Saved entries:
---

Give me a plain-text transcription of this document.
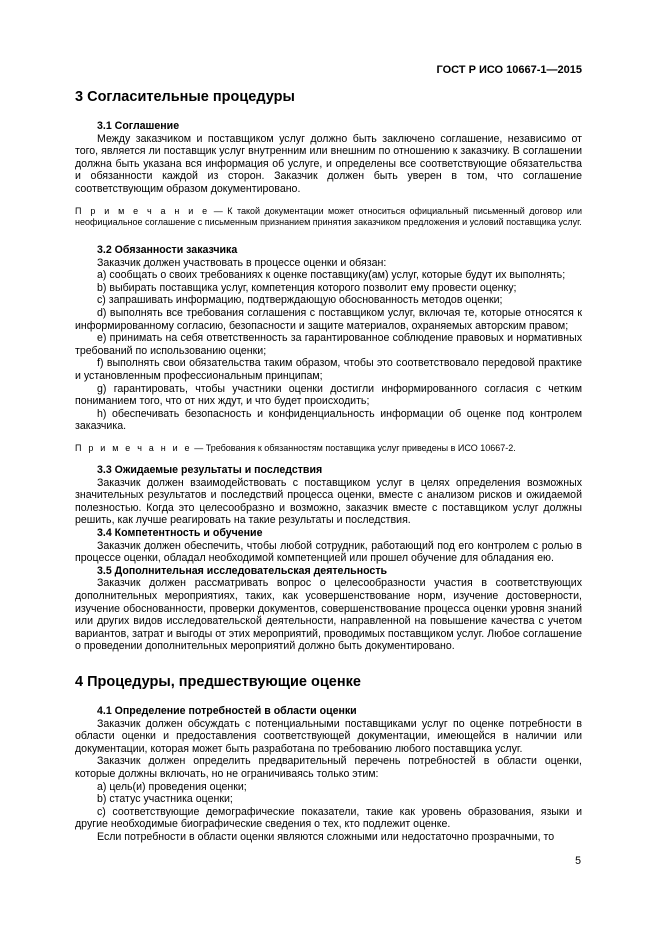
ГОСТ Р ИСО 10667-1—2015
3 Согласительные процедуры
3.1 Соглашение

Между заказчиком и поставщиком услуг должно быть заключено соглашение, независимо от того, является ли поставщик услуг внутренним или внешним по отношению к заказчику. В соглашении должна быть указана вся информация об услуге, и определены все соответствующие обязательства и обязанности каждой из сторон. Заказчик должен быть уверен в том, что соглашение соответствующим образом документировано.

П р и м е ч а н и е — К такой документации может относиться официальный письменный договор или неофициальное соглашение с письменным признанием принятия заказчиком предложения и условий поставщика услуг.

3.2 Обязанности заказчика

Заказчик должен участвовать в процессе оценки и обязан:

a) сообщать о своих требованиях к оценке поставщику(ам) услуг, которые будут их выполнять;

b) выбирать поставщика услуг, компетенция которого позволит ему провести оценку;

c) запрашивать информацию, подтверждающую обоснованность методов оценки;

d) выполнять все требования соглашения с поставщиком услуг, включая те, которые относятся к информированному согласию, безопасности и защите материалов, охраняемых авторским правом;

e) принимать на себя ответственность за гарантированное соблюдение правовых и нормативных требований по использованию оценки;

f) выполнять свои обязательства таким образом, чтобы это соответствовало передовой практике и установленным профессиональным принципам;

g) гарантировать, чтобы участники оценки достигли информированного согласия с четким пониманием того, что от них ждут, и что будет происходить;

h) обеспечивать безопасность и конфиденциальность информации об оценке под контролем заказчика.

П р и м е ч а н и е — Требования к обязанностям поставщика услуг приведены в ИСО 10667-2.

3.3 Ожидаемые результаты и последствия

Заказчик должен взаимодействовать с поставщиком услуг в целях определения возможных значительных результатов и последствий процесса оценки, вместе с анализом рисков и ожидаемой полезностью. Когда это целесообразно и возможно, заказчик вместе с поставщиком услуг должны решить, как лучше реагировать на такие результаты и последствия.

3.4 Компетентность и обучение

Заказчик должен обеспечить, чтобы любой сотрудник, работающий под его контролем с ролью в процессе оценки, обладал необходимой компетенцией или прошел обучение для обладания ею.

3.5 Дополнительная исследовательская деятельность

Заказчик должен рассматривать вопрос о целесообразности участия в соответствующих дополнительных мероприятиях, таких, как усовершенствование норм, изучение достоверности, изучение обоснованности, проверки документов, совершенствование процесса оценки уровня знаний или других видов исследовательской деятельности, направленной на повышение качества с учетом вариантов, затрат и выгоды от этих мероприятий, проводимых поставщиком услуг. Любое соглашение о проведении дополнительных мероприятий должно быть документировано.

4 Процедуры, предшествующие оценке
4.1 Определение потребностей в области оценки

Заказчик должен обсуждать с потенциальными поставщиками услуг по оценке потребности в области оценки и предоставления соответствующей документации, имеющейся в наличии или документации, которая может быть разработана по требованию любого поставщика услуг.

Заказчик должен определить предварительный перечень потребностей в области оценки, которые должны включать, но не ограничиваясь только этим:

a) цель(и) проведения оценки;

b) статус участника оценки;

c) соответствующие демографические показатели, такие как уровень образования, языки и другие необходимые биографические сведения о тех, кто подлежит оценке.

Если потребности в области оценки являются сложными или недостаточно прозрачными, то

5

---

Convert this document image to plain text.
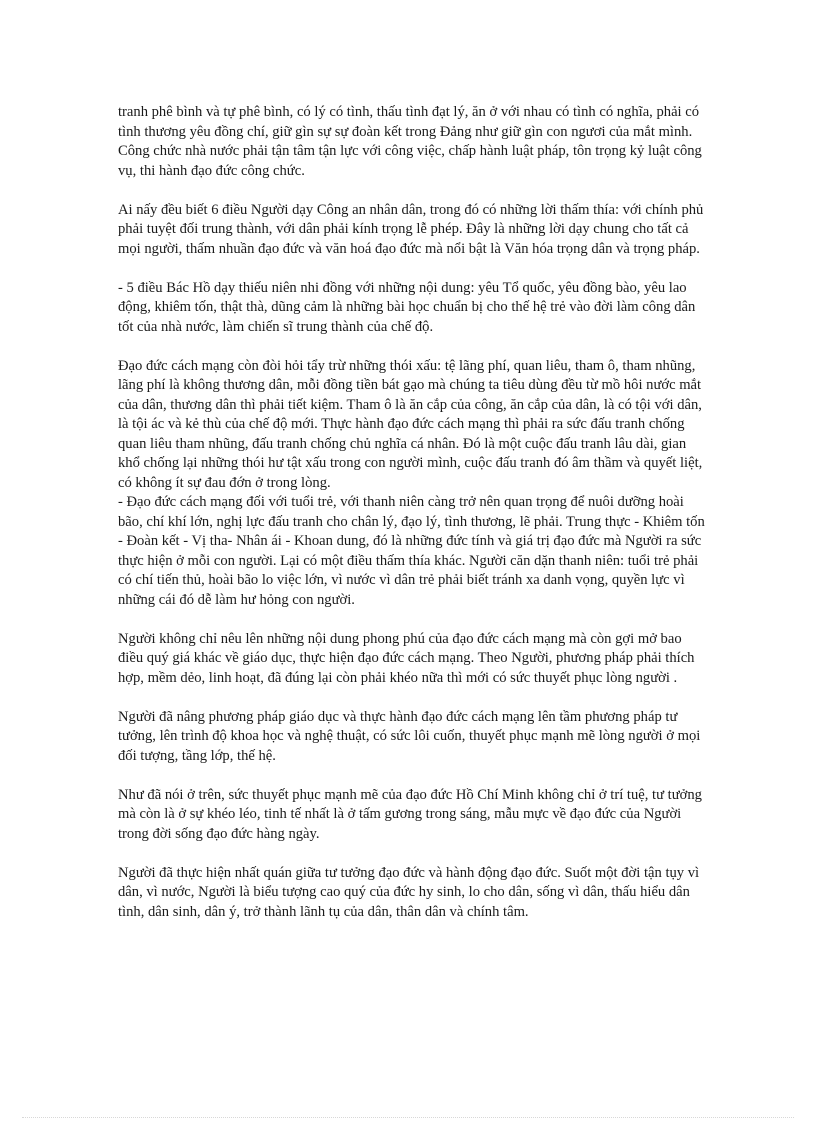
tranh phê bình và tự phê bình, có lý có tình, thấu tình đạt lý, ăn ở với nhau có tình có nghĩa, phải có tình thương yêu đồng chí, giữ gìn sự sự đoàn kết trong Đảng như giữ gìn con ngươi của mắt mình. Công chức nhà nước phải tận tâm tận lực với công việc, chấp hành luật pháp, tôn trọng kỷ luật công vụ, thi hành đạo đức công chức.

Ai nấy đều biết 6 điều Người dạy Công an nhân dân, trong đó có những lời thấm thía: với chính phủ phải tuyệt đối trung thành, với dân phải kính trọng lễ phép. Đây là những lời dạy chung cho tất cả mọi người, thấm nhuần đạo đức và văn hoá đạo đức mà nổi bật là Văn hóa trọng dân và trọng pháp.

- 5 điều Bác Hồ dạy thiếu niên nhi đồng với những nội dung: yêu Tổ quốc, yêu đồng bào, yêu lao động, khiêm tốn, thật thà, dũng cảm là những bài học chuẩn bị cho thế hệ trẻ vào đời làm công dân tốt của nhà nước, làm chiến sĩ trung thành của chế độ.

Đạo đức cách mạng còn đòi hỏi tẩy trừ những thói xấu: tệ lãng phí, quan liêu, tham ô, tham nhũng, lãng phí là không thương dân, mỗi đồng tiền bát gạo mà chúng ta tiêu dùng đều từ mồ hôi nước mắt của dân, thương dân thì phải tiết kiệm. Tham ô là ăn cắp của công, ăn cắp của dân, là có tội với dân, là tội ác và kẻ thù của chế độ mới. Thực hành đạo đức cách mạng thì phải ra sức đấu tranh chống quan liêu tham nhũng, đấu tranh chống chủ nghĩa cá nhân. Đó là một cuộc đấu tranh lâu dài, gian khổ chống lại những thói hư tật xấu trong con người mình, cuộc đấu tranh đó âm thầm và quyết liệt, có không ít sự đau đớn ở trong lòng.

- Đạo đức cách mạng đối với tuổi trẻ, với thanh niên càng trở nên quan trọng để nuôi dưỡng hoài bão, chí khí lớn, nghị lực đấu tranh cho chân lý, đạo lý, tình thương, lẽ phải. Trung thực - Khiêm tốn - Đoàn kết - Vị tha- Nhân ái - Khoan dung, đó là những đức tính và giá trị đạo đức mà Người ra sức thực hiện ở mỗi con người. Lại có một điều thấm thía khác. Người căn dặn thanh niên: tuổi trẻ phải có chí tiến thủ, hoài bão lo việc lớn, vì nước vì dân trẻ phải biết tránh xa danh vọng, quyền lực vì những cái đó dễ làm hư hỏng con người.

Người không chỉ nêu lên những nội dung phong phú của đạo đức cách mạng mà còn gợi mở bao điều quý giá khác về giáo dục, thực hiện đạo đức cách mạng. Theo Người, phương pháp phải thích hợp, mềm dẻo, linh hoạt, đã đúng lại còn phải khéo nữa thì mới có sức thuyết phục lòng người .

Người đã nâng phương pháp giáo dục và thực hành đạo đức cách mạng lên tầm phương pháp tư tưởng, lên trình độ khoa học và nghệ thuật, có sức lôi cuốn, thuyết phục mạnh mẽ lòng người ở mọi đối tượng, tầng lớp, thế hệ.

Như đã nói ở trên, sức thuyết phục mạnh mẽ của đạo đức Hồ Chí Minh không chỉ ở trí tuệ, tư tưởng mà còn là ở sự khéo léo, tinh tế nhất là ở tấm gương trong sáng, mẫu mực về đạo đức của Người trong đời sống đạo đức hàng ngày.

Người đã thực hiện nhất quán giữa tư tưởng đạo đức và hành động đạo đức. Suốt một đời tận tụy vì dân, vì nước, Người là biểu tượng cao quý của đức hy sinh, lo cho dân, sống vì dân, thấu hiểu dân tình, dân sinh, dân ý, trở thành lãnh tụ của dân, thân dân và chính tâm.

---

■ **DIRECTION**:
Exactly how many lines contain "nhất"? State the number and nothing else.

■ **ANSWER TO THE TASK**:
2